**GOAL:**
Rewrite all of the material, swapping every "interactable" for "clickable" and keeping everything else the same. Leave out the pictures.

**LISTED ENTRIES:**

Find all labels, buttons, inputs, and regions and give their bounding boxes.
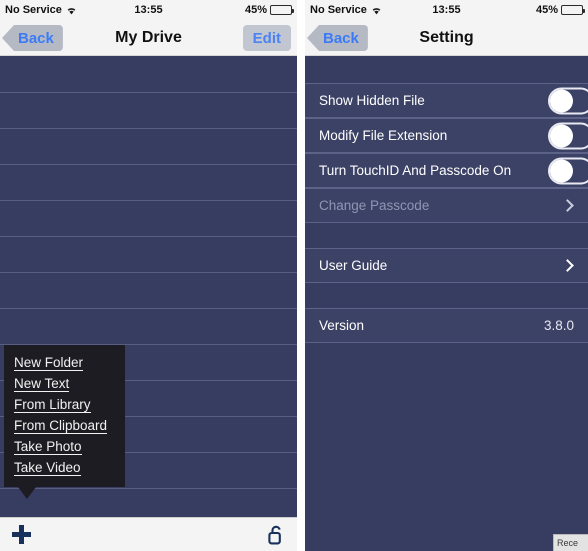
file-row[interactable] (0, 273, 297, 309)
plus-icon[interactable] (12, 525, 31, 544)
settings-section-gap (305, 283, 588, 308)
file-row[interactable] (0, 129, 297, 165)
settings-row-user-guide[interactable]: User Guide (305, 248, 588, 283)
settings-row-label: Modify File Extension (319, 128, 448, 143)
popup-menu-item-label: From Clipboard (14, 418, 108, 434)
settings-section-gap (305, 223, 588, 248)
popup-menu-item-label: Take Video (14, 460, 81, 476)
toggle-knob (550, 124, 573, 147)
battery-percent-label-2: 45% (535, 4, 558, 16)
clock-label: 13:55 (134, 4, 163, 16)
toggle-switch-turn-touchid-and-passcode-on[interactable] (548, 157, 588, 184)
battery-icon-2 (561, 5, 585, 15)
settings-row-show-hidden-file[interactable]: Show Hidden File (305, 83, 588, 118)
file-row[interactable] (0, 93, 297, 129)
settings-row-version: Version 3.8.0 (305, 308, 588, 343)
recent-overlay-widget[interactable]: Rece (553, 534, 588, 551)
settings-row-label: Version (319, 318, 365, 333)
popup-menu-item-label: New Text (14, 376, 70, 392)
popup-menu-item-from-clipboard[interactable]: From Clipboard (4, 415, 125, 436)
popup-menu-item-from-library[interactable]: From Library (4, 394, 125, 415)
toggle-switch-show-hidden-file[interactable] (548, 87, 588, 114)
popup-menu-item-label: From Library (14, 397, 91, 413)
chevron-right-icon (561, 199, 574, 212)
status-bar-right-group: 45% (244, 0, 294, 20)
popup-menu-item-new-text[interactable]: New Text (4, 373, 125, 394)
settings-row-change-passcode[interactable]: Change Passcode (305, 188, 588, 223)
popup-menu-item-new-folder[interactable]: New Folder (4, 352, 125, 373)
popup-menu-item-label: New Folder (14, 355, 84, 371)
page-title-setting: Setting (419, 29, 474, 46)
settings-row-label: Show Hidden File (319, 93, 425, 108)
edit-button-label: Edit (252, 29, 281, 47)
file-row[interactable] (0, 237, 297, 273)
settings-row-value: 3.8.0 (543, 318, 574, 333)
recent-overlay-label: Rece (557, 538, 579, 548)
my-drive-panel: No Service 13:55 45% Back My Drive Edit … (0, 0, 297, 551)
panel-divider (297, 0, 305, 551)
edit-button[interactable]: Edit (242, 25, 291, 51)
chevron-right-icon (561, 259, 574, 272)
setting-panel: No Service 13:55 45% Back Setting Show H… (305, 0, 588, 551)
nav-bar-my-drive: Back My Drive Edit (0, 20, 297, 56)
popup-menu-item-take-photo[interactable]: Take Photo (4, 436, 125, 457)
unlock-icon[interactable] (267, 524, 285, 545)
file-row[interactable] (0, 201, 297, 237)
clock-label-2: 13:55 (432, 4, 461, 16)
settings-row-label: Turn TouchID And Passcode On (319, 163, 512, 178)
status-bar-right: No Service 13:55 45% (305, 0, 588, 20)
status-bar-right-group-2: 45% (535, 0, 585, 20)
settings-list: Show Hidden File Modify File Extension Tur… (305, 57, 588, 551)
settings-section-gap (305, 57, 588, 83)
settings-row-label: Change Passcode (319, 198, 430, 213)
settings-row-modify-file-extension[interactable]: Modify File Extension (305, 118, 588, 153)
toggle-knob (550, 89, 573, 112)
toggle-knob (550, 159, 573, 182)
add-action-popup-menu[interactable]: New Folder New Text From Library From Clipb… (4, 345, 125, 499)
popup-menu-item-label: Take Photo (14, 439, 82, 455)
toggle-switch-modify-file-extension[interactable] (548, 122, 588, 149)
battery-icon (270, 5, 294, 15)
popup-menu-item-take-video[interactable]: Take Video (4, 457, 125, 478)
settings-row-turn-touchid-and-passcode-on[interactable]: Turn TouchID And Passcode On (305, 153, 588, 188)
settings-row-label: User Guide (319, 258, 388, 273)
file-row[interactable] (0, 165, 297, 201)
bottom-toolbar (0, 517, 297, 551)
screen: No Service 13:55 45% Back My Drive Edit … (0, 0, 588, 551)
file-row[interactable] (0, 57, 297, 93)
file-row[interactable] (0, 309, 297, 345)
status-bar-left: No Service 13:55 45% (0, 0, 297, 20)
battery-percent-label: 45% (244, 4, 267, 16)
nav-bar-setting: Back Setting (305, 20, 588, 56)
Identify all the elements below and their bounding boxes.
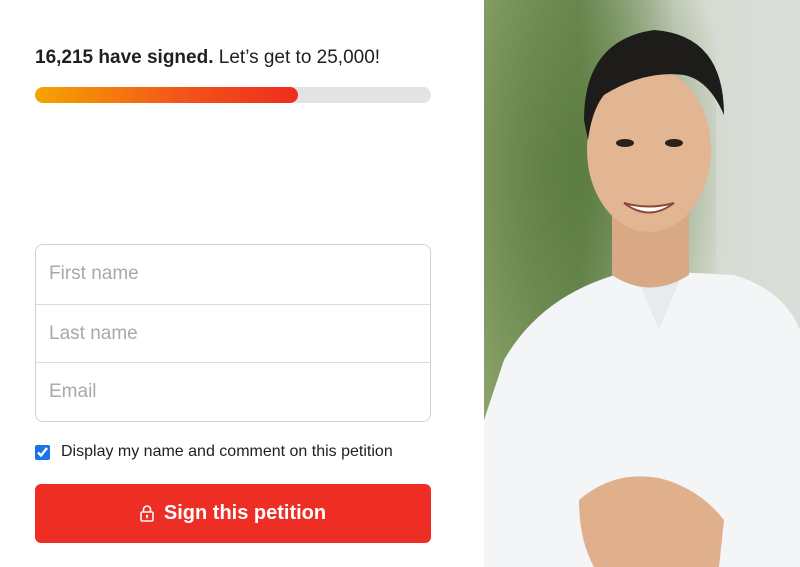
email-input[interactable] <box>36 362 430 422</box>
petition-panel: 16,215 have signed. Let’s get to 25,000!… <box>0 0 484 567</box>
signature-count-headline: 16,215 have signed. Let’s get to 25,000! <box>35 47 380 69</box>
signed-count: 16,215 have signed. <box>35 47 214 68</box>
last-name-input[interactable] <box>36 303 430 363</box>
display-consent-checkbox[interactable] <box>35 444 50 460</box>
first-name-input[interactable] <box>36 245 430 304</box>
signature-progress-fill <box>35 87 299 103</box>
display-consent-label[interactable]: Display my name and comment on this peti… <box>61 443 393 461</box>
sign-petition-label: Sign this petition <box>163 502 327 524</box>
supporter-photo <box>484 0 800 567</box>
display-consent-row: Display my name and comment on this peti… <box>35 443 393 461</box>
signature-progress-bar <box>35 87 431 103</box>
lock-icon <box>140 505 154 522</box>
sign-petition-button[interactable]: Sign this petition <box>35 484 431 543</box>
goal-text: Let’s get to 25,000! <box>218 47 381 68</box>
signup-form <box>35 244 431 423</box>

**COMPLETE RESPONSE:**
Find all labels, buttons, inputs, and regions and give their bounding boxes.
file-row[clickable] (0, 273, 297, 309)
plus-icon[clickable] (12, 525, 31, 544)
settings-section-gap (305, 283, 588, 308)
file-row[clickable] (0, 129, 297, 165)
settings-row-user-guide[clickable]: User Guide (305, 248, 588, 283)
settings-row-label: Modify File Extension (319, 128, 448, 143)
popup-menu-item-label: From Clipboard (14, 418, 108, 434)
settings-section-gap (305, 223, 588, 248)
popup-menu-item-label: Take Video (14, 460, 81, 476)
toggle-knob (550, 124, 573, 147)
battery-percent-label-2: 45% (535, 4, 558, 16)
clock-label: 13:55 (134, 4, 163, 16)
toggle-switch-turn-touchid-and-passcode-on[clickable] (548, 157, 588, 184)
battery-icon-2 (561, 5, 585, 15)
settings-row-show-hidden-file[clickable]: Show Hidden File (305, 83, 588, 118)
file-row[clickable] (0, 93, 297, 129)
settings-row-version: Version 3.8.0 (305, 308, 588, 343)
recent-overlay-widget[clickable]: Rece (553, 534, 588, 551)
settings-row-label: Version (319, 318, 365, 333)
popup-menu-item-label: New Text (14, 376, 70, 392)
popup-menu-item-from-clipboard[clickable]: From Clipboard (4, 415, 125, 436)
popup-menu-item-from-library[clickable]: From Library (4, 394, 125, 415)
toggle-switch-show-hidden-file[clickable] (548, 87, 588, 114)
popup-menu-item-label: From Library (14, 397, 91, 413)
chevron-right-icon (561, 199, 574, 212)
status-bar-right-group: 45% (244, 0, 294, 20)
popup-menu-item-new-text[clickable]: New Text (4, 373, 125, 394)
settings-row-change-passcode[clickable]: Change Passcode (305, 188, 588, 223)
popup-menu-item-new-folder[clickable]: New Folder (4, 352, 125, 373)
popup-menu-item-label: New Folder (14, 355, 84, 371)
page-title-setting: Setting (419, 29, 474, 46)
settings-row-label: Show Hidden File (319, 93, 425, 108)
edit-button-label: Edit (252, 29, 281, 47)
file-row[clickable] (0, 237, 297, 273)
settings-row-value: 3.8.0 (543, 318, 574, 333)
recent-overlay-label: Rece (557, 538, 579, 548)
my-drive-panel: No Service 13:55 45% Back My Drive Edit … (0, 0, 297, 551)
panel-divider (297, 0, 305, 551)
edit-button[clickable]: Edit (242, 25, 291, 51)
chevron-right-icon (561, 259, 574, 272)
setting-panel: No Service 13:55 45% Back Setting Show H… (305, 0, 588, 551)
nav-bar-my-drive: Back My Drive Edit (0, 20, 297, 56)
popup-menu-item-take-photo[clickable]: Take Photo (4, 436, 125, 457)
unlock-icon[clickable] (267, 524, 285, 545)
file-row[clickable] (0, 201, 297, 237)
clock-label-2: 13:55 (432, 4, 461, 16)
settings-row-label: Turn TouchID And Passcode On (319, 163, 512, 178)
status-bar-right: No Service 13:55 45% (305, 0, 588, 20)
status-bar-right-group-2: 45% (535, 0, 585, 20)
settings-list: Show Hidden File Modify File Extension Tur… (305, 57, 588, 551)
settings-section-gap (305, 57, 588, 83)
settings-row-label: Change Passcode (319, 198, 430, 213)
settings-row-modify-file-extension[clickable]: Modify File Extension (305, 118, 588, 153)
toggle-knob (550, 89, 573, 112)
toggle-knob (550, 159, 573, 182)
add-action-popup-menu[clickable]: New Folder New Text From Library From Clipb… (4, 345, 125, 499)
popup-menu-item-label: Take Photo (14, 439, 82, 455)
toggle-switch-modify-file-extension[clickable] (548, 122, 588, 149)
battery-icon (270, 5, 294, 15)
popup-menu-item-take-video[clickable]: Take Video (4, 457, 125, 478)
settings-row-turn-touchid-and-passcode-on[clickable]: Turn TouchID And Passcode On (305, 153, 588, 188)
settings-row-label: User Guide (319, 258, 388, 273)
file-row[clickable] (0, 165, 297, 201)
bottom-toolbar (0, 517, 297, 551)
screen: No Service 13:55 45% Back My Drive Edit … (0, 0, 588, 551)
file-row[clickable] (0, 57, 297, 93)
file-row[clickable] (0, 309, 297, 345)
status-bar-left: No Service 13:55 45% (0, 0, 297, 20)
battery-percent-label: 45% (244, 4, 267, 16)
nav-bar-setting: Back Setting (305, 20, 588, 56)
Identify all the elements below and their bounding boxes.
email-input[clickable] <box>36 362 430 422</box>
petition-panel: 16,215 have signed. Let’s get to 25,000!… <box>0 0 484 567</box>
signature-count-headline: 16,215 have signed. Let’s get to 25,000! <box>35 47 380 69</box>
signed-count: 16,215 have signed. <box>35 47 214 68</box>
last-name-input[clickable] <box>36 303 430 363</box>
display-consent-checkbox[clickable] <box>35 444 50 460</box>
first-name-input[clickable] <box>36 245 430 304</box>
signature-progress-fill <box>35 87 299 103</box>
display-consent-label[clickable]: Display my name and comment on this peti… <box>61 443 393 461</box>
sign-petition-label: Sign this petition <box>163 502 327 524</box>
supporter-photo <box>484 0 800 567</box>
display-consent-row: Display my name and comment on this peti… <box>35 443 393 461</box>
signature-progress-bar <box>35 87 431 103</box>
lock-icon <box>140 505 154 522</box>
sign-petition-button[clickable]: Sign this petition <box>35 484 431 543</box>
goal-text: Let’s get to 25,000! <box>218 47 381 68</box>
signup-form <box>35 244 431 423</box>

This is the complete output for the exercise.